--- Begin ---
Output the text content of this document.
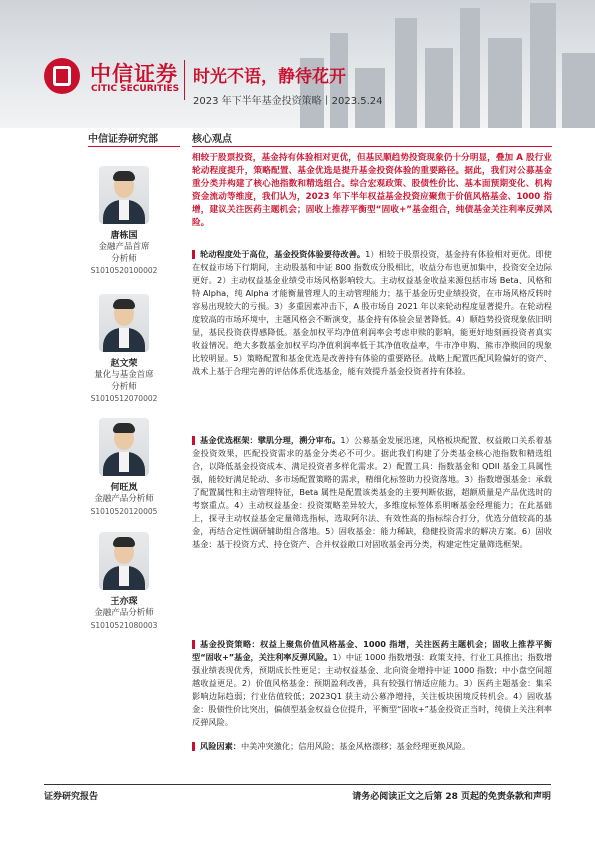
中信证券
CITIC SECURITIES
时光不语，静待花开
2023 年下半年基金投资策略丨2023.5.24
中信证券研究部	核心观点
唐栋国
金融产品首席
分析师
S1010520100002
赵文荣
量化与基金首席
分析师
S1010512070002
何旺岚
金融产品分析师
S1010520120005
王亦琛
金融产品分析师
S1010521080003
相较于股票投资，基金持有体验相对更优，但基民顺趋势投资现象仍十分明显，叠加 A 股行业轮动程度提升，策略配置、基金优选是提升基金投资体验的重要路径。据此，我们对公募基金重分类并构建了核心池指数和精选组合。综合宏观政策、股债性价比、基本面预期变化、机构资金流动等维度，我们认为，2023 年下半年权益基金投资应聚焦于价值风格基金、1000 指增，建议关注医药主题机会；固收上推荐平衡型“固收+”基金组合，纯债基金关注利率反弹风险。
轮动程度处于高位，基金投资体验要待改善。1）相较于股票投资，基金持有体验相对更优。即使在权益市场下行期间，主动股基和中证 800 指数成分股相比，收益分布也更加集中，投资安全边际更好。2）主动权益基金业绩受市场风格影响较大。主动权益基金收益来源包括市场 Beta、风格和特 Alpha，纯 Alpha 才能衡量管理人的主动管理能力；基于基金历史业绩投资，在市场风格反转时容易出现较大的亏损。3）多重因素冲击下，A 股市场自 2021 年以来轮动程度显著提升。在轮动程度较高的市场环境中，主题风格会不断演变，基金持有体验会显著降低。4）顺趋势投资现象依旧明显，基民投资获得感降低。基金加权平均净值利润率会考虑申赎的影响，能更好地刻画投资者真实收益情况。绝大多数基金加权平均净值利润率低于其净值收益率，牛市净申购、熊市净赎回的现象比较明显。5）策略配置和基金优选是改善持有体验的重要路径。战略上配置匹配风险偏好的资产、战术上基于合理完善的评估体系优选基金，能有效提升基金投资者持有体验。
基金优选框架：擘肌分理，溯分审布。1）公募基金发展迅速，风格板块配置、权益敞口关系着基金投资效果，匹配投资需求的基金分类必不可少。据此我们构建了分类基金核心池指数和精选组合，以降低基金投资成本、满足投资者多样化需求。2）配置工具：指数基金和 QDII 基金工具属性强，能较好满足轮动、多市场配置策略的需求，精细化标签助力投资落地。3）指数增强基金：承载了配置属性和主动管理特征，Beta 属性是配置该类基金的主要判断依据，超额质量是产品优选时的考察重点。4）主动权益基金：投资策略差异较大，多维度标签体系明晰基金经理能力；在此基础上，探寻主动权益基金定量筛选指标，选取阿尔法、有效性高的指标综合打分，优选分值较高的基金，再结合定性调研辅助组合落地。5）固收基金：能力稀缺，稳健投资需求的解决方案。6）固收基金：基于投资方式、持仓资产、合并权益敞口对固收基金再分类，构建定性定量筛选框架。
基金投资策略：权益上聚焦价值风格基金、1000 指增，关注医药主题机会；固收上推荐平衡型“固收+”基金，关注利率反弹风险。1）中证 1000 指数增强：政策支持、行业工具推出；指数增强业绩表现优秀，预期成长性更足；主动权益基金、北向资金增持中证 1000 指数；中小盘空间超越收益更足。2）价值风格基金：预期盈利改善，具有较强行情适应能力。3）医药主题基金：集采影响边际趋弱；行业估值较低；2023Q1 获主动公募净增持，关注板块困境反转机会。4）固收基金：股债性价比突出，偏债型基金权益仓位提升，平衡型“固收+”基金投资正当时，纯债上关注利率反弹风险。
风险因素：中美冲突激化；信用风险；基金风格漂移；基金经理更换风险。
证券研究报告	请务必阅读正文之后第 28 页起的免责条款和声明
--- End ---
WORK TO COMPLETE: Without the pictures, repeat the listing above exactly.

TASK RESULT:
Output the text content of this document.
中信证券
CITIC SECURITIES
时光不语，静待花开
2023 年下半年基金投资策略丨2023.5.24
中信证券研究部	核心观点
唐栋国
金融产品首席
分析师
S1010520100002
赵文荣
量化与基金首席
分析师
S1010512070002
何旺岚
金融产品分析师
S1010520120005
王亦琛
金融产品分析师
S1010521080003
相较于股票投资，基金持有体验相对更优，但基民顺趋势投资现象仍十分明显，叠加 A 股行业轮动程度提升，策略配置、基金优选是提升基金投资体验的重要路径。据此，我们对公募基金重分类并构建了核心池指数和精选组合。综合宏观政策、股债性价比、基本面预期变化、机构资金流动等维度，我们认为，2023 年下半年权益基金投资应聚焦于价值风格基金、1000 指增，建议关注医药主题机会；固收上推荐平衡型“固收+”基金组合，纯债基金关注利率反弹风险。
轮动程度处于高位，基金投资体验要待改善。1）相较于股票投资，基金持有体验相对更优。即使在权益市场下行期间，主动股基和中证 800 指数成分股相比，收益分布也更加集中，投资安全边际更好。2）主动权益基金业绩受市场风格影响较大。主动权益基金收益来源包括市场 Beta、风格和特 Alpha，纯 Alpha 才能衡量管理人的主动管理能力；基于基金历史业绩投资，在市场风格反转时容易出现较大的亏损。3）多重因素冲击下，A 股市场自 2021 年以来轮动程度显著提升。在轮动程度较高的市场环境中，主题风格会不断演变，基金持有体验会显著降低。4）顺趋势投资现象依旧明显，基民投资获得感降低。基金加权平均净值利润率会考虑申赎的影响，能更好地刻画投资者真实收益情况。绝大多数基金加权平均净值利润率低于其净值收益率，牛市净申购、熊市净赎回的现象比较明显。5）策略配置和基金优选是改善持有体验的重要路径。战略上配置匹配风险偏好的资产、战术上基于合理完善的评估体系优选基金，能有效提升基金投资者持有体验。
基金优选框架：擘肌分理，溯分审布。1）公募基金发展迅速，风格板块配置、权益敞口关系着基金投资效果，匹配投资需求的基金分类必不可少。据此我们构建了分类基金核心池指数和精选组合，以降低基金投资成本、满足投资者多样化需求。2）配置工具：指数基金和 QDII 基金工具属性强，能较好满足轮动、多市场配置策略的需求，精细化标签助力投资落地。3）指数增强基金：承载了配置属性和主动管理特征，Beta 属性是配置该类基金的主要判断依据，超额质量是产品优选时的考察重点。4）主动权益基金：投资策略差异较大，多维度标签体系明晰基金经理能力；在此基础上，探寻主动权益基金定量筛选指标，选取阿尔法、有效性高的指标综合打分，优选分值较高的基金，再结合定性调研辅助组合落地。5）固收基金：能力稀缺，稳健投资需求的解决方案。6）固收基金：基于投资方式、持仓资产、合并权益敞口对固收基金再分类，构建定性定量筛选框架。
基金投资策略：权益上聚焦价值风格基金、1000 指增，关注医药主题机会；固收上推荐平衡型“固收+”基金，关注利率反弹风险。1）中证 1000 指数增强：政策支持、行业工具推出；指数增强业绩表现优秀，预期成长性更足；主动权益基金、北向资金增持中证 1000 指数；中小盘空间超越收益更足。2）价值风格基金：预期盈利改善，具有较强行情适应能力。3）医药主题基金：集采影响边际趋弱；行业估值较低；2023Q1 获主动公募净增持，关注板块困境反转机会。4）固收基金：股债性价比突出，偏债型基金权益仓位提升，平衡型“固收+”基金投资正当时，纯债上关注利率反弹风险。
风险因素：中美冲突激化；信用风险；基金风格漂移；基金经理更换风险。
证券研究报告	请务必阅读正文之后第 28 页起的免责条款和声明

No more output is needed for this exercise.